- _What is asked_
Write out the records below once more, exactly as they stand.

- _Record extracts_

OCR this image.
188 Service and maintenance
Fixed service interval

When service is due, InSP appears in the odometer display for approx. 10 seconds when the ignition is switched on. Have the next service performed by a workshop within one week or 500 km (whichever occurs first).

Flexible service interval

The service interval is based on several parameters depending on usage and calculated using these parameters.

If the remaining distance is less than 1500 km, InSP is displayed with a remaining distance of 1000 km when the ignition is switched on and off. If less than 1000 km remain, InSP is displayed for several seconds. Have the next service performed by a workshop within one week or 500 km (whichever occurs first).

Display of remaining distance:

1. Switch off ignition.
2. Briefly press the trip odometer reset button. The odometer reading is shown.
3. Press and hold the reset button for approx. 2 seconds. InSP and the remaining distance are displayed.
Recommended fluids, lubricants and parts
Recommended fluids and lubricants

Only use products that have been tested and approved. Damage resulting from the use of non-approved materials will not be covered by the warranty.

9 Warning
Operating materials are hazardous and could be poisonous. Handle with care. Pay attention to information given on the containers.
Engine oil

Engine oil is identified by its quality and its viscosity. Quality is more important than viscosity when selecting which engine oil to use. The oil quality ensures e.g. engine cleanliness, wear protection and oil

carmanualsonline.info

- _Answer to this task_
OCR this image.
188 Service and maintenance
Fixed service interval

When service is due, InSP appears in the odometer display for approx. 10 seconds when the ignition is switched on. Have the next service performed by a workshop within one week or 500 km (whichever occurs first).

Flexible service interval

The service interval is based on several parameters depending on usage and calculated using these parameters.

If the remaining distance is less than 1500 km, InSP is displayed with a remaining distance of 1000 km when the ignition is switched on and off. If less than 1000 km remain, InSP is displayed for several seconds. Have the next service performed by a workshop within one week or 500 km (whichever occurs first).

Display of remaining distance:

1. Switch off ignition.
2. Briefly press the trip odometer reset button. The odometer reading is shown.
3. Press and hold the reset button for approx. 2 seconds. InSP and the remaining distance are displayed.
Recommended fluids, lubricants and parts
Recommended fluids and lubricants

Only use products that have been tested and approved. Damage resulting from the use of non-approved materials will not be covered by the warranty.

9 Warning
Operating materials are hazardous and could be poisonous. Handle with care. Pay attention to information given on the containers.
Engine oil

Engine oil is identified by its quality and its viscosity. Quality is more important than viscosity when selecting which engine oil to use. The oil quality ensures e.g. engine cleanliness, wear protection and oil

carmanualsonline.info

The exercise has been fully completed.